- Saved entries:
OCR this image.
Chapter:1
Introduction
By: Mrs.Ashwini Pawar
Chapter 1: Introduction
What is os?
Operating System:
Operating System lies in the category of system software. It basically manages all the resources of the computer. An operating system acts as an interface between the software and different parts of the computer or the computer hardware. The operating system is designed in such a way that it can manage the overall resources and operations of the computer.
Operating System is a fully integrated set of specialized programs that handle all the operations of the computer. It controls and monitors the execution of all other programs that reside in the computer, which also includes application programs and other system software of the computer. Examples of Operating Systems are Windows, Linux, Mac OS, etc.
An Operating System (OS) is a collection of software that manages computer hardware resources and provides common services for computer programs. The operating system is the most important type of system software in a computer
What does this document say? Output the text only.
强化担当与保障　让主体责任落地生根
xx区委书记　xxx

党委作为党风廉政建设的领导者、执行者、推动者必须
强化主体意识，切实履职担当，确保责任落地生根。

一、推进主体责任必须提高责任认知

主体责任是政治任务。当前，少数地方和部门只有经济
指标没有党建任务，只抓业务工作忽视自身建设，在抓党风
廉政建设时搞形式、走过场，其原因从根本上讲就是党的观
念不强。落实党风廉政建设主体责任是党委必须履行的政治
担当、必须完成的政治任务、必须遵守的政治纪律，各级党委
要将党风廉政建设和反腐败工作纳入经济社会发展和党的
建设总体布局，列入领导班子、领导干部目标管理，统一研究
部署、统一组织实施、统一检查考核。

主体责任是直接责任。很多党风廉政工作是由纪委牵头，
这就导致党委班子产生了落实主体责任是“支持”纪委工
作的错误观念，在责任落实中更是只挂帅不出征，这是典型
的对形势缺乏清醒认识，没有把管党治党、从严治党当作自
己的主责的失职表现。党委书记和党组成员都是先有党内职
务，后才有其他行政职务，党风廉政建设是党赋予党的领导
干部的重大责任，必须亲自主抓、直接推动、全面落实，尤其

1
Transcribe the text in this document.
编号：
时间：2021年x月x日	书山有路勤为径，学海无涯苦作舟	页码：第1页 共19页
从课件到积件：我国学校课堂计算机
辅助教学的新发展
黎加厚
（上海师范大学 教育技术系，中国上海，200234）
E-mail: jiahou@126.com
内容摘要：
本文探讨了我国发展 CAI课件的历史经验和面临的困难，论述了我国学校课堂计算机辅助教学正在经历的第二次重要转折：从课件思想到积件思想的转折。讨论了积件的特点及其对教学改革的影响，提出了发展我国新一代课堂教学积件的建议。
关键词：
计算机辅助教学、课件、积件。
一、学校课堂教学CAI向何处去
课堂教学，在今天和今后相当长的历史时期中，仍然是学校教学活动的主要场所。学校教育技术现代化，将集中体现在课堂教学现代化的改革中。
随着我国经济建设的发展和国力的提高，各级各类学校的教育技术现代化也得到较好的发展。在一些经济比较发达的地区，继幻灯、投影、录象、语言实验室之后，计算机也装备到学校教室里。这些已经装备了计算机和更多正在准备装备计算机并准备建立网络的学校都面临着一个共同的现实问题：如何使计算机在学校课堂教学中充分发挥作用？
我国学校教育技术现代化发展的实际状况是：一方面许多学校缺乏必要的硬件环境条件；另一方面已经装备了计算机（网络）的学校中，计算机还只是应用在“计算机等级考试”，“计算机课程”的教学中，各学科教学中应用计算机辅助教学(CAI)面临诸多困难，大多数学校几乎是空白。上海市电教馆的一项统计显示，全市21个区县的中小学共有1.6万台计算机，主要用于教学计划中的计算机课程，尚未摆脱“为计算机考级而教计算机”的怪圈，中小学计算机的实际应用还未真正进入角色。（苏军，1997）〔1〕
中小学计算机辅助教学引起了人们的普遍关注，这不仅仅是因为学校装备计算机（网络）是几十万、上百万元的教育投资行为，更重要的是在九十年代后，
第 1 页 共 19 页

- Set problem:
Write out every record shown above, word for word.

- Full output:
OCR this image.
Chapter:1
Introduction
By: Mrs.Ashwini Pawar
Chapter 1: Introduction
What is os?
Operating System:
Operating System lies in the category of system software. It basically manages all the resources of the computer. An operating system acts as an interface between the software and different parts of the computer or the computer hardware. The operating system is designed in such a way that it can manage the overall resources and operations of the computer.
Operating System is a fully integrated set of specialized programs that handle all the operations of the computer. It controls and monitors the execution of all other programs that reside in the computer, which also includes application programs and other system software of the computer. Examples of Operating Systems are Windows, Linux, Mac OS, etc.
An Operating System (OS) is a collection of software that manages computer hardware resources and provides common services for computer programs. The operating system is the most important type of system software in a computer
What does this document say? Output the text only.
强化担当与保障　让主体责任落地生根
xx区委书记　xxx

党委作为党风廉政建设的领导者、执行者、推动者必须
强化主体意识，切实履职担当，确保责任落地生根。

一、推进主体责任必须提高责任认知

主体责任是政治任务。当前，少数地方和部门只有经济
指标没有党建任务，只抓业务工作忽视自身建设，在抓党风
廉政建设时搞形式、走过场，其原因从根本上讲就是党的观
念不强。落实党风廉政建设主体责任是党委必须履行的政治
担当、必须完成的政治任务、必须遵守的政治纪律，各级党委
要将党风廉政建设和反腐败工作纳入经济社会发展和党的
建设总体布局，列入领导班子、领导干部目标管理，统一研究
部署、统一组织实施、统一检查考核。

主体责任是直接责任。很多党风廉政工作是由纪委牵头，
这就导致党委班子产生了落实主体责任是“支持”纪委工
作的错误观念，在责任落实中更是只挂帅不出征，这是典型
的对形势缺乏清醒认识，没有把管党治党、从严治党当作自
己的主责的失职表现。党委书记和党组成员都是先有党内职
务，后才有其他行政职务，党风廉政建设是党赋予党的领导
干部的重大责任，必须亲自主抓、直接推动、全面落实，尤其

1
Transcribe the text in this document.
编号：
时间：2021年x月x日	书山有路勤为径，学海无涯苦作舟	页码：第1页 共19页
从课件到积件：我国学校课堂计算机
辅助教学的新发展
黎加厚
（上海师范大学 教育技术系，中国上海，200234）
E-mail: jiahou@126.com
内容摘要：
本文探讨了我国发展 CAI课件的历史经验和面临的困难，论述了我国学校课堂计算机辅助教学正在经历的第二次重要转折：从课件思想到积件思想的转折。讨论了积件的特点及其对教学改革的影响，提出了发展我国新一代课堂教学积件的建议。
关键词：
计算机辅助教学、课件、积件。
一、学校课堂教学CAI向何处去
课堂教学，在今天和今后相当长的历史时期中，仍然是学校教学活动的主要场所。学校教育技术现代化，将集中体现在课堂教学现代化的改革中。
随着我国经济建设的发展和国力的提高，各级各类学校的教育技术现代化也得到较好的发展。在一些经济比较发达的地区，继幻灯、投影、录象、语言实验室之后，计算机也装备到学校教室里。这些已经装备了计算机和更多正在准备装备计算机并准备建立网络的学校都面临着一个共同的现实问题：如何使计算机在学校课堂教学中充分发挥作用？
我国学校教育技术现代化发展的实际状况是：一方面许多学校缺乏必要的硬件环境条件；另一方面已经装备了计算机（网络）的学校中，计算机还只是应用在“计算机等级考试”，“计算机课程”的教学中，各学科教学中应用计算机辅助教学(CAI)面临诸多困难，大多数学校几乎是空白。上海市电教馆的一项统计显示，全市21个区县的中小学共有1.6万台计算机，主要用于教学计划中的计算机课程，尚未摆脱“为计算机考级而教计算机”的怪圈，中小学计算机的实际应用还未真正进入角色。（苏军，1997）〔1〕
中小学计算机辅助教学引起了人们的普遍关注，这不仅仅是因为学校装备计算机（网络）是几十万、上百万元的教育投资行为，更重要的是在九十年代后，
第 1 页 共 19 页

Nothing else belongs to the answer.